Scan the listing below. Report each line that includes "网上国网".

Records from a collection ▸
# # # #
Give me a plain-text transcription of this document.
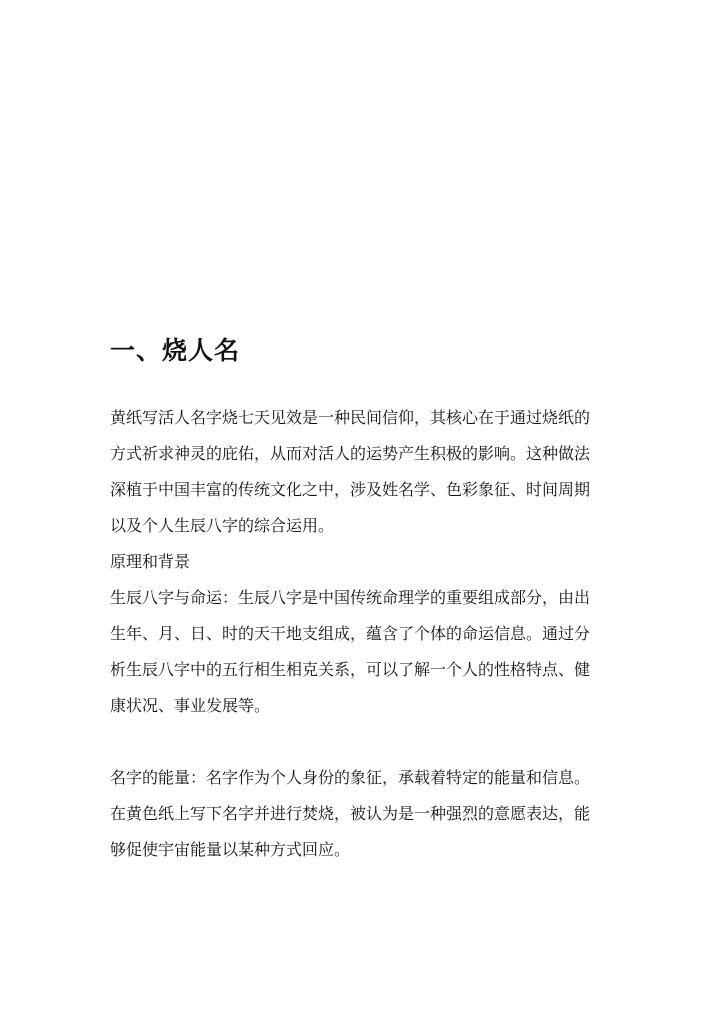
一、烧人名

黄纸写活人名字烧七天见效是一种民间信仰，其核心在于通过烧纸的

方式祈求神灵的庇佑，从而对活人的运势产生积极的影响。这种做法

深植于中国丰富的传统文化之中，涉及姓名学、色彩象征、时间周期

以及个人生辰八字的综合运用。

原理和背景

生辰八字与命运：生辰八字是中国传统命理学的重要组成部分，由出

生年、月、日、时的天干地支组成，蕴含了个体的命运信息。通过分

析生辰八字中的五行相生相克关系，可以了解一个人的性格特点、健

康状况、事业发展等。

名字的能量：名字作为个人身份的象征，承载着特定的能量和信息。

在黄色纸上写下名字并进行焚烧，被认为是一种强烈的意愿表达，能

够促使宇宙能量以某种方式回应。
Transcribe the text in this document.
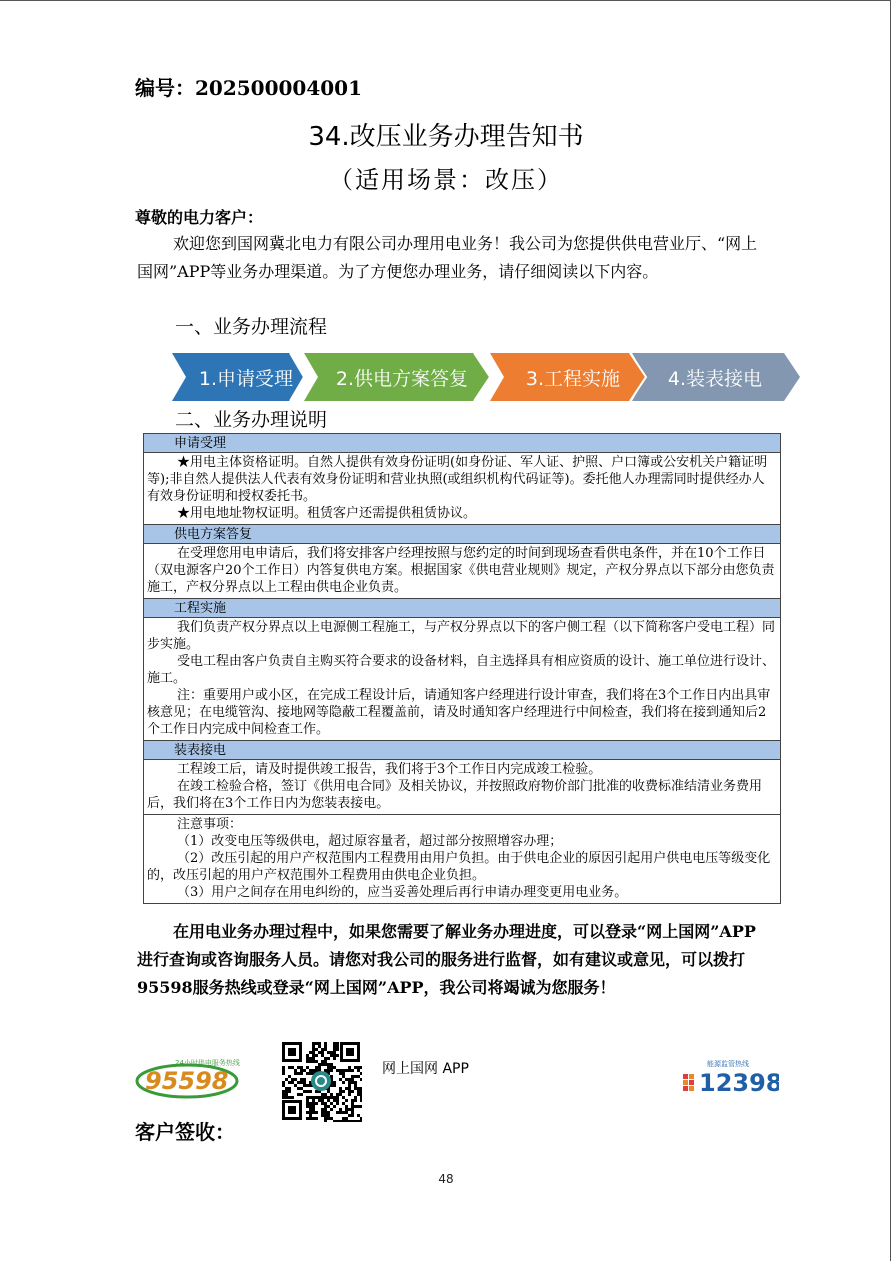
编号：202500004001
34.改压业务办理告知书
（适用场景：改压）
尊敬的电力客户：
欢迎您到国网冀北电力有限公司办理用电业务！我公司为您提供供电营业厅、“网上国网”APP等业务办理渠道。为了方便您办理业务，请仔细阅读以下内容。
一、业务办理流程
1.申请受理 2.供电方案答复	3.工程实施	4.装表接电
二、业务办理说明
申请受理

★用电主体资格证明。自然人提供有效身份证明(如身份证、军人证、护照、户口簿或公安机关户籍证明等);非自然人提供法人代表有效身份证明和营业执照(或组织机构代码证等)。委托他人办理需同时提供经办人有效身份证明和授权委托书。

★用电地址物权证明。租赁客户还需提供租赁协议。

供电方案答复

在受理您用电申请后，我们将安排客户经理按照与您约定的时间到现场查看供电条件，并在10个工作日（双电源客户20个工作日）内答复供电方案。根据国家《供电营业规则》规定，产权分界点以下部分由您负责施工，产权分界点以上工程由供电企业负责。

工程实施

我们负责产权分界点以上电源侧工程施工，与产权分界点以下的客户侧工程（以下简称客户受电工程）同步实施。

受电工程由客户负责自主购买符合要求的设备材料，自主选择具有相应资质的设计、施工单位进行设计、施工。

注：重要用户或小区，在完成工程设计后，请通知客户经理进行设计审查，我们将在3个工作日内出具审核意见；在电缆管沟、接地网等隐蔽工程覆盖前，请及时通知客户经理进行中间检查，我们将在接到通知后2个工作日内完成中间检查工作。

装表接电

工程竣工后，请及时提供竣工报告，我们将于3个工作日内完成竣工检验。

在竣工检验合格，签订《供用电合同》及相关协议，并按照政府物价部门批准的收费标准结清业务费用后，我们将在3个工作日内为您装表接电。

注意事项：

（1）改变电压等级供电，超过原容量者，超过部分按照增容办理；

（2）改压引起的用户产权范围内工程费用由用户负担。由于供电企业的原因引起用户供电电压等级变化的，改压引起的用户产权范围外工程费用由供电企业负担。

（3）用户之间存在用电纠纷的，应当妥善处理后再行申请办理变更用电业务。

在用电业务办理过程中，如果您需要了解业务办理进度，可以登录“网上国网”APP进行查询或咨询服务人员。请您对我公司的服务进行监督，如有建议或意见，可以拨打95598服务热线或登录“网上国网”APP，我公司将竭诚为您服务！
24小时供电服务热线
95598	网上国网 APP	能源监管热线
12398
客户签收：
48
# # # #
Solution to the exercise ▸
欢迎您到国网冀北电力有限公司办理用电业务！我公司为您提供供电营业厅、“网上国网”APP等业务办理渠道。为了方便您办理业务，请仔细阅读以下内容。
在用电业务办理过程中，如果您需要了解业务办理进度，可以登录“网上国网”APP进行查询或咨询服务人员。请您对我公司的服务进行监督，如有建议或意见，可以拨打95598服务热线或登录“网上国网”APP，我公司将竭诚为您服务！
95598	网上国网 APP	能源监管热线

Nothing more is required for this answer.